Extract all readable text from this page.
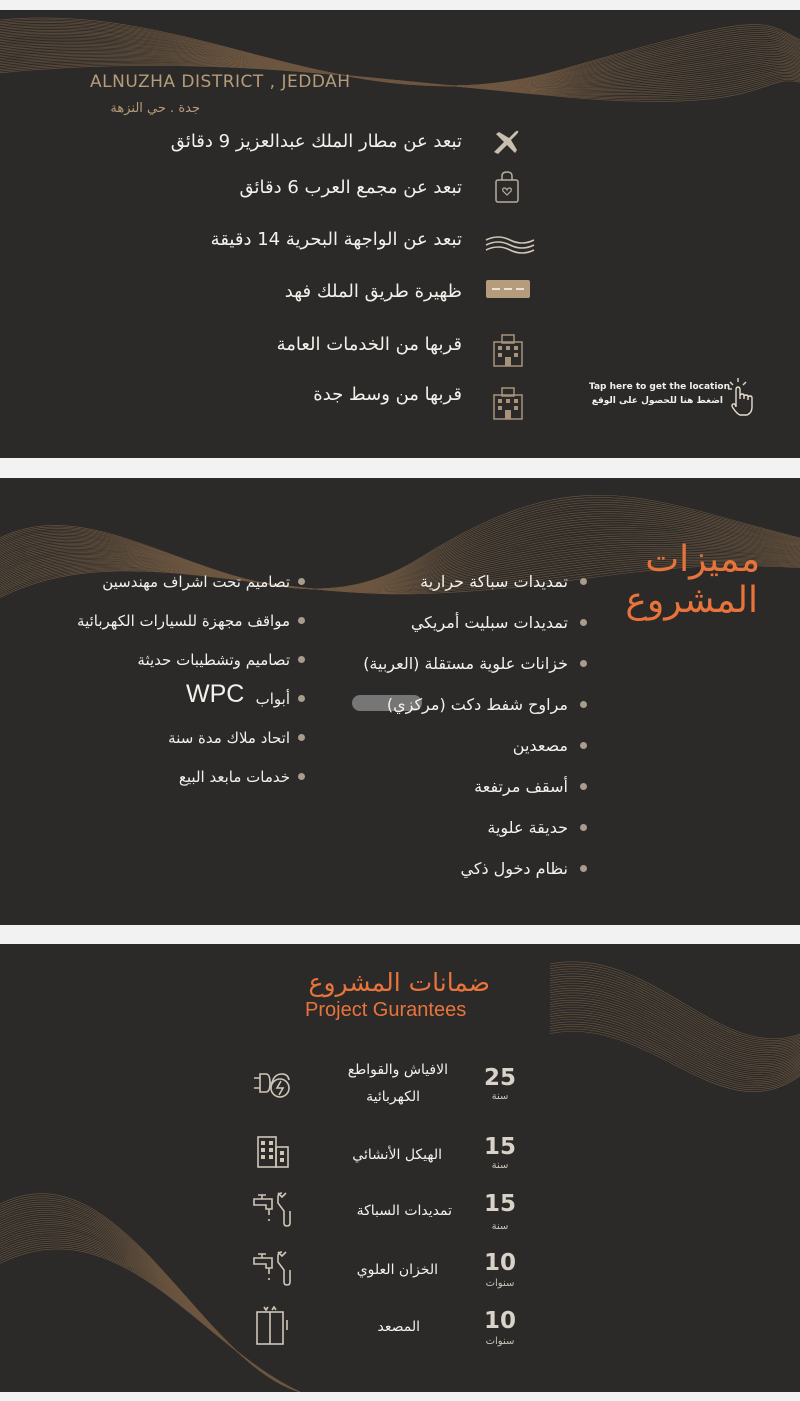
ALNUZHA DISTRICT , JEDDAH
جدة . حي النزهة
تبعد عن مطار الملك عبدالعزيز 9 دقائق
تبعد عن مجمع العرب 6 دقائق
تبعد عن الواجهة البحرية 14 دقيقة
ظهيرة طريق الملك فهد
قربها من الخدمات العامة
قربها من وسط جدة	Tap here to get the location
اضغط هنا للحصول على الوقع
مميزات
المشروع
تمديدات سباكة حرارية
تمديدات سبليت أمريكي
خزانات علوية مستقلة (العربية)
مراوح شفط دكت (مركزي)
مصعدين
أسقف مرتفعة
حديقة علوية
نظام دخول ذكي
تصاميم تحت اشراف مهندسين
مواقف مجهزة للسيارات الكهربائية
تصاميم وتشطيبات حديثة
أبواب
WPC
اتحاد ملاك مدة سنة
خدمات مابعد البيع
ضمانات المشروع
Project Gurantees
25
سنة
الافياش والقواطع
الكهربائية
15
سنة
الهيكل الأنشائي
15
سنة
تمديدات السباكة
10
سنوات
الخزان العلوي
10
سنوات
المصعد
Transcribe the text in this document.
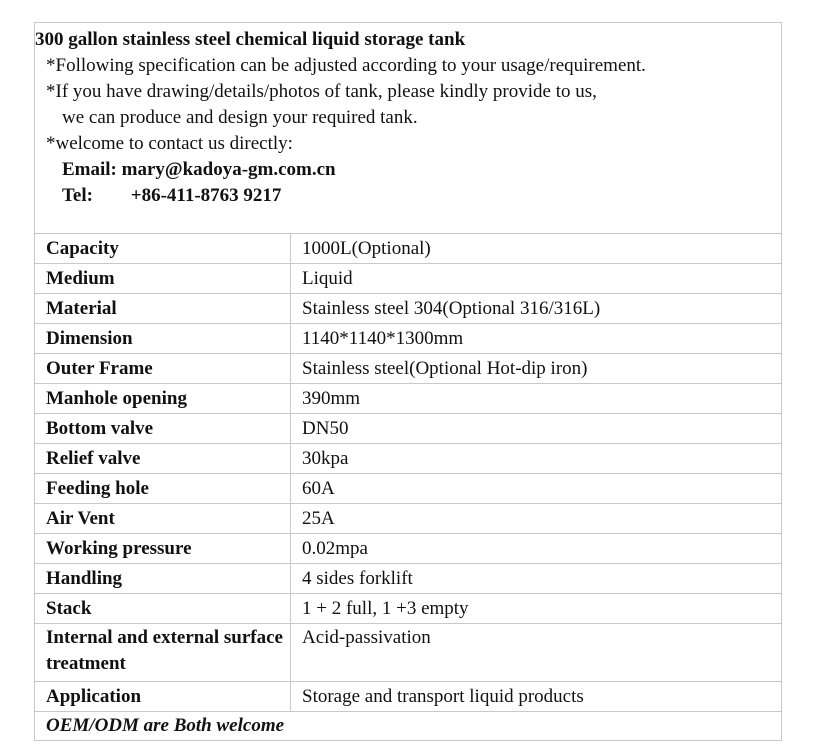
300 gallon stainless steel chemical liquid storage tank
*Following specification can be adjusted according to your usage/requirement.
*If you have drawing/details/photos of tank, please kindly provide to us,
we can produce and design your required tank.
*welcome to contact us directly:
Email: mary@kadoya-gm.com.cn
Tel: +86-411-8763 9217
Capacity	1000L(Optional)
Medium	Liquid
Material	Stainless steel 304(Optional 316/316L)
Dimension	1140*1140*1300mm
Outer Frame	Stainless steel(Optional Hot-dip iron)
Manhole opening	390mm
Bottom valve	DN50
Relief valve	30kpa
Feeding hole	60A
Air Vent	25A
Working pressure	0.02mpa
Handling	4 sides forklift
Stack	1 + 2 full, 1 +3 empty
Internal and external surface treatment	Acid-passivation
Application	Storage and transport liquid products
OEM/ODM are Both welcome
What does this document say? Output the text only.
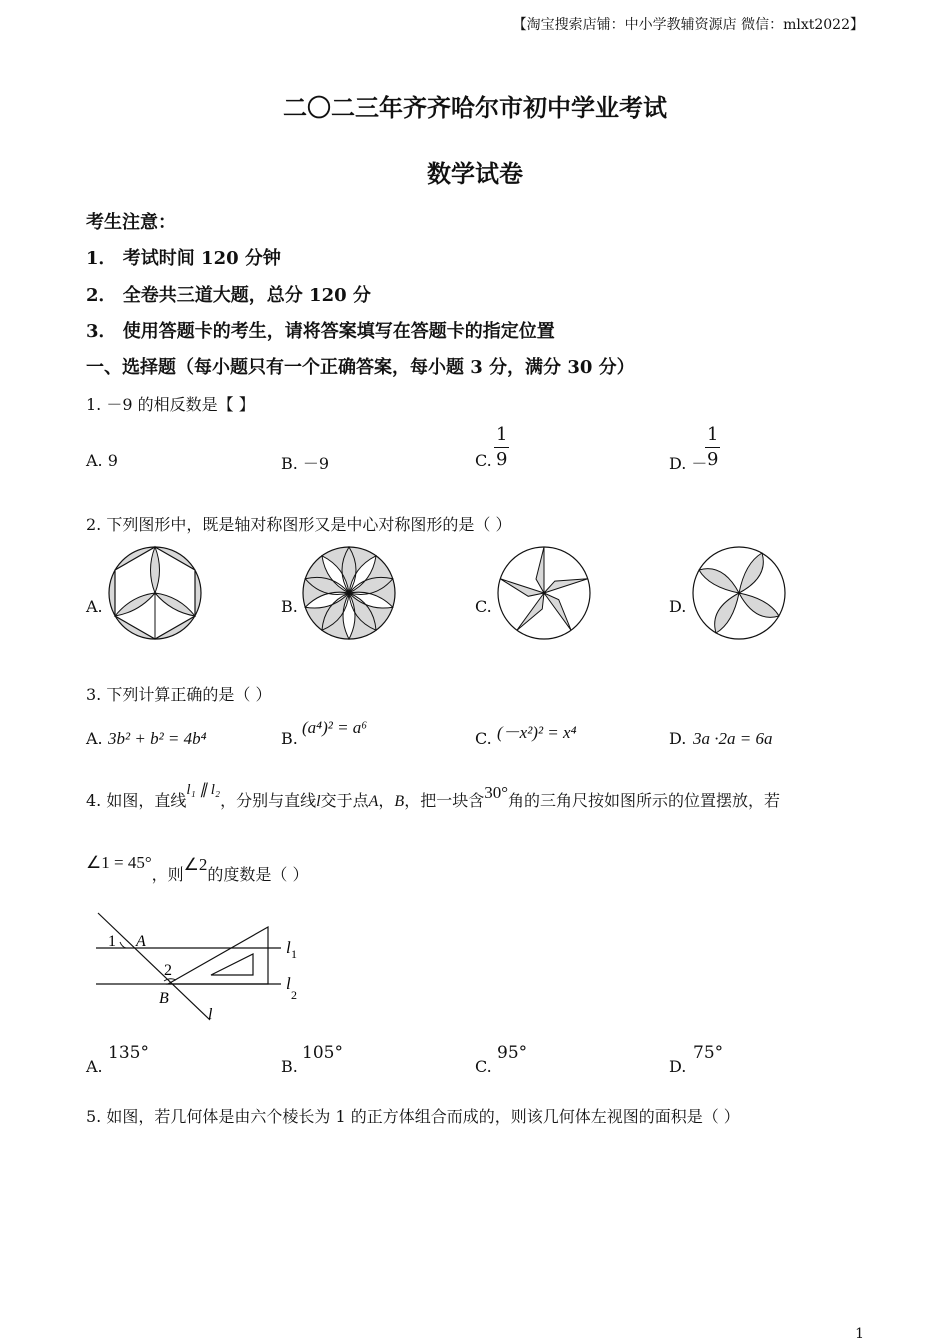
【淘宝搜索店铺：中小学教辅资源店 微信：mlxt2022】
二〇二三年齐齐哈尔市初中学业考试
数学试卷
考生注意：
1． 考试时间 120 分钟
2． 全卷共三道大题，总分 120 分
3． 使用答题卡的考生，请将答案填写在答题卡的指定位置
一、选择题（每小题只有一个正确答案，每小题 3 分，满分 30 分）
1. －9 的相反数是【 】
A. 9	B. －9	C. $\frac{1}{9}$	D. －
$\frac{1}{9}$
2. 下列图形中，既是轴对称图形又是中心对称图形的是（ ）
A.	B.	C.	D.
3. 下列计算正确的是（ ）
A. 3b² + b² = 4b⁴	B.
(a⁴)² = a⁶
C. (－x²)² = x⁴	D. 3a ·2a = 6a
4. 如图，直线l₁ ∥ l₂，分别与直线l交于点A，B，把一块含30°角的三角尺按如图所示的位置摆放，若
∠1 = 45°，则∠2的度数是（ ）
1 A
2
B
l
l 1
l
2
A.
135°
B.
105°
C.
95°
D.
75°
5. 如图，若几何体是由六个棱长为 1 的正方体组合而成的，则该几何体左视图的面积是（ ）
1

*Task prompt*:
The records above are to be restated exactly, without their pictures.

*Finished answer*:
Extract all readable text from this page.
ALNUZHA DISTRICT , JEDDAH
جدة . حي النزهة
تبعد عن مطار الملك عبدالعزيز 9 دقائق
تبعد عن مجمع العرب 6 دقائق
تبعد عن الواجهة البحرية 14 دقيقة
ظهيرة طريق الملك فهد
قربها من الخدمات العامة
قربها من وسط جدة	Tap here to get the location
اضغط هنا للحصول على الوقع
مميزات
المشروع
تمديدات سباكة حرارية
تمديدات سبليت أمريكي
خزانات علوية مستقلة (العربية)
مراوح شفط دكت (مركزي)
مصعدين
أسقف مرتفعة
حديقة علوية
نظام دخول ذكي
تصاميم تحت اشراف مهندسين
مواقف مجهزة للسيارات الكهربائية
تصاميم وتشطيبات حديثة
أبواب
WPC
اتحاد ملاك مدة سنة
خدمات مابعد البيع
ضمانات المشروع
Project Gurantees
25
سنة
الافياش والقواطع
الكهربائية
15
سنة
الهيكل الأنشائي
15
سنة
تمديدات السباكة
10
سنوات
الخزان العلوي
10
سنوات
المصعد
Transcribe the text in this document.
300 gallon stainless steel chemical liquid storage tank
*Following specification can be adjusted according to your usage/requirement.
*If you have drawing/details/photos of tank, please kindly provide to us,
we can produce and design your required tank.
*welcome to contact us directly:
Email: mary@kadoya-gm.com.cn
Tel: +86-411-8763 9217
Capacity	1000L(Optional)
Medium	Liquid
Material	Stainless steel 304(Optional 316/316L)
Dimension	1140*1140*1300mm
Outer Frame	Stainless steel(Optional Hot-dip iron)
Manhole opening	390mm
Bottom valve	DN50
Relief valve	30kpa
Feeding hole	60A
Air Vent	25A
Working pressure	0.02mpa
Handling	4 sides forklift
Stack	1 + 2 full, 1 +3 empty
Internal and external surface treatment	Acid-passivation
Application	Storage and transport liquid products
OEM/ODM are Both welcome
What does this document say? Output the text only.
【淘宝搜索店铺：中小学教辅资源店 微信：mlxt2022】
二〇二三年齐齐哈尔市初中学业考试
数学试卷
考生注意：
1． 考试时间 120 分钟
2． 全卷共三道大题，总分 120 分
3． 使用答题卡的考生，请将答案填写在答题卡的指定位置
一、选择题（每小题只有一个正确答案，每小题 3 分，满分 30 分）
1. －9 的相反数是【 】
A. 9	B. －9	C. $\frac{1}{9}$	D. －
$\frac{1}{9}$
2. 下列图形中，既是轴对称图形又是中心对称图形的是（ ）
A.	B.	C.	D.
3. 下列计算正确的是（ ）
A. 3b² + b² = 4b⁴	B.
(a⁴)² = a⁶
C. (－x²)² = x⁴	D. 3a ·2a = 6a
4. 如图，直线l₁ ∥ l₂，分别与直线l交于点A，B，把一块含30°角的三角尺按如图所示的位置摆放，若
∠1 = 45°，则∠2的度数是（ ）
1 A
2
B
l
l 1
l
2
A.
135°
B.
105°
C.
95°
D.
75°
5. 如图，若几何体是由六个棱长为 1 的正方体组合而成的，则该几何体左视图的面积是（ ）
1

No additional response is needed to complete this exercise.